═════ Working data ═════

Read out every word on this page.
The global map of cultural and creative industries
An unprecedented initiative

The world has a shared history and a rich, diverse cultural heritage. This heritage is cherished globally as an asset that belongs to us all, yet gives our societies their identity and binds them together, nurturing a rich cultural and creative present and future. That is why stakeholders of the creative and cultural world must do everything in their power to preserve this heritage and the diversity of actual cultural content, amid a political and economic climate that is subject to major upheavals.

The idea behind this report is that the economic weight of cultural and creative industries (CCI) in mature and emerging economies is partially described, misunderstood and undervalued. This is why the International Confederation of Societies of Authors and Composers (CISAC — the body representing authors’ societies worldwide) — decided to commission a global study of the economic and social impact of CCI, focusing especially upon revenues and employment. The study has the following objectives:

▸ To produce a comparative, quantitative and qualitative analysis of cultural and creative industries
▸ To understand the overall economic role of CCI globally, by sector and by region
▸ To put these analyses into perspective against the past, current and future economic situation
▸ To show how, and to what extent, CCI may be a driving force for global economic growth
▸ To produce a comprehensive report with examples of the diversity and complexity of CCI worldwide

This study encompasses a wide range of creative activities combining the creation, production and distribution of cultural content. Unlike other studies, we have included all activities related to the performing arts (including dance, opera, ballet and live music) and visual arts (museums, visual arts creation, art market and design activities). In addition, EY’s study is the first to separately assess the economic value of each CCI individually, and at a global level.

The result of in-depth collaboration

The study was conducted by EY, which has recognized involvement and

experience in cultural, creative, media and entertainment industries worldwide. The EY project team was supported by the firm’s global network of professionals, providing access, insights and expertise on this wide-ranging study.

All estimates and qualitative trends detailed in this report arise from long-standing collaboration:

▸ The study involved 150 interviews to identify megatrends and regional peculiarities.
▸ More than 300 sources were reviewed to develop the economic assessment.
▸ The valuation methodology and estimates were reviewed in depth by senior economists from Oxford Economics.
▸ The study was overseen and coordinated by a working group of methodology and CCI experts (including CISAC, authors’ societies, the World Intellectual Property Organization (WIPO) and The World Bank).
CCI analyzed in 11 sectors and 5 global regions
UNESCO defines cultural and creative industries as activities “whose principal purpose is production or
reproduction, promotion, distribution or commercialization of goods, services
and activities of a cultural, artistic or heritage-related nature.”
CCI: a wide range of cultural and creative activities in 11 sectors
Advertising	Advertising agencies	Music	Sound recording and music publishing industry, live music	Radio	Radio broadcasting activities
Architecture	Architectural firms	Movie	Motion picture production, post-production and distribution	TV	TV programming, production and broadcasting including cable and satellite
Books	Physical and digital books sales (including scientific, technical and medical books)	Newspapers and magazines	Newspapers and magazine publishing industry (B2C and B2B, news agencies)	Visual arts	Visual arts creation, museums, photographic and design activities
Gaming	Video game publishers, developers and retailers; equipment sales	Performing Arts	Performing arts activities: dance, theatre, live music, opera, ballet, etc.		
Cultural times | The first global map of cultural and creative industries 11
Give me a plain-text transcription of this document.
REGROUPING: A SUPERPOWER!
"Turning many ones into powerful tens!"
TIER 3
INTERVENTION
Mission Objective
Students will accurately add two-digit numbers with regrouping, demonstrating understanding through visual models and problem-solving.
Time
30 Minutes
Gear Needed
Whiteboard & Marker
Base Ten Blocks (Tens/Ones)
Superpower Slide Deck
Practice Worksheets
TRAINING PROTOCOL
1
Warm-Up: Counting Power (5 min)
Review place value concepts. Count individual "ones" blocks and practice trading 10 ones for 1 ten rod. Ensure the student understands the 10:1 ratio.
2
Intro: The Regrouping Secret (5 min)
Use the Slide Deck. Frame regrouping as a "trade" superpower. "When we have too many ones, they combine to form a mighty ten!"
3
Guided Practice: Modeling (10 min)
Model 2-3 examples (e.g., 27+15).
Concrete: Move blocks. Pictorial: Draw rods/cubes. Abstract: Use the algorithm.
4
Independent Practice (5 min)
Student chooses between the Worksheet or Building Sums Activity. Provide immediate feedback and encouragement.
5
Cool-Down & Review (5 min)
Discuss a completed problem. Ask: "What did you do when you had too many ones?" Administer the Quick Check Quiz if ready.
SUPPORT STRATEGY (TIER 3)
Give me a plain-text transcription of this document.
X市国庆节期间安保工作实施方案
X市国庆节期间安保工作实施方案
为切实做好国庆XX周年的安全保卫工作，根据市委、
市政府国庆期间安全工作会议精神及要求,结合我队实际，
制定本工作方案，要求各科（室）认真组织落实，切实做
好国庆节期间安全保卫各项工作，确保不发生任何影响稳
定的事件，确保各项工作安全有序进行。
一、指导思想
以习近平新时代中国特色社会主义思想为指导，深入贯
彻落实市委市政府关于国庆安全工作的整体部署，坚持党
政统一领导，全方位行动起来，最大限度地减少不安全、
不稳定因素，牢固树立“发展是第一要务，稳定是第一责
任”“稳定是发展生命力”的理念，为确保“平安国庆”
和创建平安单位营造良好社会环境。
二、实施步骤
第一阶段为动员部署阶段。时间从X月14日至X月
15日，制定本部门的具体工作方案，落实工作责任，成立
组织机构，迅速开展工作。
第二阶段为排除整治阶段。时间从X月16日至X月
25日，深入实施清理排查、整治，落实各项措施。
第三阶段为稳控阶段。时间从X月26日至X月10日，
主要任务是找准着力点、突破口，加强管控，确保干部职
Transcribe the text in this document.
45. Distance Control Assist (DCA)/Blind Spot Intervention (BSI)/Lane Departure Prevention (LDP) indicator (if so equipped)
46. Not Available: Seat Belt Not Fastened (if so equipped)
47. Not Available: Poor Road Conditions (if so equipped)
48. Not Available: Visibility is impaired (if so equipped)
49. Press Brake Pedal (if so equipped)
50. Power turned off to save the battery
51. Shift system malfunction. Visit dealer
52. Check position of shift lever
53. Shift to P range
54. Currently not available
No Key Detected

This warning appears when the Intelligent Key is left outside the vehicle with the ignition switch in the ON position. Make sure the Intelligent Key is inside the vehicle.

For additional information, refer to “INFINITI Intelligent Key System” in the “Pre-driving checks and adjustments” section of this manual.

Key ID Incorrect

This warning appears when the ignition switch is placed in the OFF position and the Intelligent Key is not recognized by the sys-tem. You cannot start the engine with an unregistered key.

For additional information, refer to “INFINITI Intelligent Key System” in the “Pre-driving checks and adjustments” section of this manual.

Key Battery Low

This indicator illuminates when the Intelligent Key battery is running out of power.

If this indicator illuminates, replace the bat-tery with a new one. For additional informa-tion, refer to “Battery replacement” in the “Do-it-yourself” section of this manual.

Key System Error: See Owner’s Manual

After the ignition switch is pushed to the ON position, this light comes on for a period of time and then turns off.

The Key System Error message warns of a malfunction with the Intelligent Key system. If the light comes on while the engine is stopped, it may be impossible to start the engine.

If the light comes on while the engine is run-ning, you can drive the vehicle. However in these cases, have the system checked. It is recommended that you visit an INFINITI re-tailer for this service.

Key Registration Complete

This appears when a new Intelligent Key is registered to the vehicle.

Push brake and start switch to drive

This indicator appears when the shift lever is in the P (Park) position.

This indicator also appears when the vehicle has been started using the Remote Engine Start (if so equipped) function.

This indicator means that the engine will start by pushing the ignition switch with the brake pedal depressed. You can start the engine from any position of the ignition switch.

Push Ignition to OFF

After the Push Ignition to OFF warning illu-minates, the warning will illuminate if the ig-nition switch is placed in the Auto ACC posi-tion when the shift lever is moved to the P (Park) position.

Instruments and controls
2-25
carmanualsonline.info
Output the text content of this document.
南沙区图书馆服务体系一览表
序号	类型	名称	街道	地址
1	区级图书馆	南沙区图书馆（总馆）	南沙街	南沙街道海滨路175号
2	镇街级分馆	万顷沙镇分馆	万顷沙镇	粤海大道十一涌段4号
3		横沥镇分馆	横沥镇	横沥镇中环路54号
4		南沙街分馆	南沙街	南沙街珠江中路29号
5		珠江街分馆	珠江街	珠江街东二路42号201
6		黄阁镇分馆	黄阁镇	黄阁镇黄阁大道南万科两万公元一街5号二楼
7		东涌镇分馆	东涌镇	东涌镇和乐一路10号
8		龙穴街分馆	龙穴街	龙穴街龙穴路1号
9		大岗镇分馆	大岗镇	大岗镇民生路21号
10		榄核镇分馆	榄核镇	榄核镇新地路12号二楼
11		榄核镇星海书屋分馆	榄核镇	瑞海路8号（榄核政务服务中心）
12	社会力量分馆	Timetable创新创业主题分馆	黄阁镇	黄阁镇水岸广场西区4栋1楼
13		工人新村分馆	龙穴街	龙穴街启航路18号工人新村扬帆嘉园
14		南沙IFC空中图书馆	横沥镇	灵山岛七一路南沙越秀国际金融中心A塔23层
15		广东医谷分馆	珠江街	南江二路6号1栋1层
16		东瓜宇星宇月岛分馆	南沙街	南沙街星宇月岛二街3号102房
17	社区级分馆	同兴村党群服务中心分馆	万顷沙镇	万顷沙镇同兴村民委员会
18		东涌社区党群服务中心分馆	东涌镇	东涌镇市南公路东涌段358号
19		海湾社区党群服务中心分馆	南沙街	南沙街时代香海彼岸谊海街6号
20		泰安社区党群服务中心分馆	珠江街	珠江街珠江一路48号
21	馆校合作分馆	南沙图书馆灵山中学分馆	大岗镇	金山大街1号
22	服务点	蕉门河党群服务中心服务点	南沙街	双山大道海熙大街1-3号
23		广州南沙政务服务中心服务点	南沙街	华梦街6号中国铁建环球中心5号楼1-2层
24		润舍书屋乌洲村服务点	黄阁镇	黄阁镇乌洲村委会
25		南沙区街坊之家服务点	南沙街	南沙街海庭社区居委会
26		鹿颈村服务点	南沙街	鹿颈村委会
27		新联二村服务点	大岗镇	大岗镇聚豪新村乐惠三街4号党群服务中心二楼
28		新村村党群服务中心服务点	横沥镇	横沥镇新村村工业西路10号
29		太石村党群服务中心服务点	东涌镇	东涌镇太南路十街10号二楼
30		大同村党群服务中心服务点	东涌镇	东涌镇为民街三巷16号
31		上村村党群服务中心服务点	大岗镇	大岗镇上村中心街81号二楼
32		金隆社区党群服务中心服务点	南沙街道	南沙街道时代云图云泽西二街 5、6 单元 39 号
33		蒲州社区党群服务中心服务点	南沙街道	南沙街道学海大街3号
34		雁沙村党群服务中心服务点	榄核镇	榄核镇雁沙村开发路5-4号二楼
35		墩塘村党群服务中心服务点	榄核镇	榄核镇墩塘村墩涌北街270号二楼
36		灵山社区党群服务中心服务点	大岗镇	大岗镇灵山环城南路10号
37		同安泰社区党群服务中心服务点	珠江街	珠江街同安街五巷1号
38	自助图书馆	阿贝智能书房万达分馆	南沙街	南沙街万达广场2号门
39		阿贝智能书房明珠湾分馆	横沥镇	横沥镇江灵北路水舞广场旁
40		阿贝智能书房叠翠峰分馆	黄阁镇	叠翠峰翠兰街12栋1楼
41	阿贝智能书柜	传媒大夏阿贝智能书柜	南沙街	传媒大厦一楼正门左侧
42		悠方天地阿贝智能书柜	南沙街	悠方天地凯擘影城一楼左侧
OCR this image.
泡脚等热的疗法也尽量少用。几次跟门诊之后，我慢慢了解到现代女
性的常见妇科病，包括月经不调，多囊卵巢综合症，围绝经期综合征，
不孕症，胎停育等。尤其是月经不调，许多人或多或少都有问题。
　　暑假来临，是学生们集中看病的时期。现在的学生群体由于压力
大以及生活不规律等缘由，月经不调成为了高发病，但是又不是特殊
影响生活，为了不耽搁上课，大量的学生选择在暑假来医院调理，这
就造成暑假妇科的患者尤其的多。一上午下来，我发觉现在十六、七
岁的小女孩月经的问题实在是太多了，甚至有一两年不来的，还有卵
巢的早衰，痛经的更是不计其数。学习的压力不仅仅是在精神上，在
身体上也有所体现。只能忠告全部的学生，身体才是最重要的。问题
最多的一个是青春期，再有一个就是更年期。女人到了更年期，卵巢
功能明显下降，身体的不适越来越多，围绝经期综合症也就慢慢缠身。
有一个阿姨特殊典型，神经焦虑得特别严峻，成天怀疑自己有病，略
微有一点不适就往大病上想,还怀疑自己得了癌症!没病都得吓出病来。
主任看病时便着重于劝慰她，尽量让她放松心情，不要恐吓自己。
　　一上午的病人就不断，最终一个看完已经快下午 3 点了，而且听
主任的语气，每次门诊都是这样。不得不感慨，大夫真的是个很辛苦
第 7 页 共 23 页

═════

* [Task to complete] Give the count of lines in the listing that hold the word "drive", with no other text.

* [Final answer] 2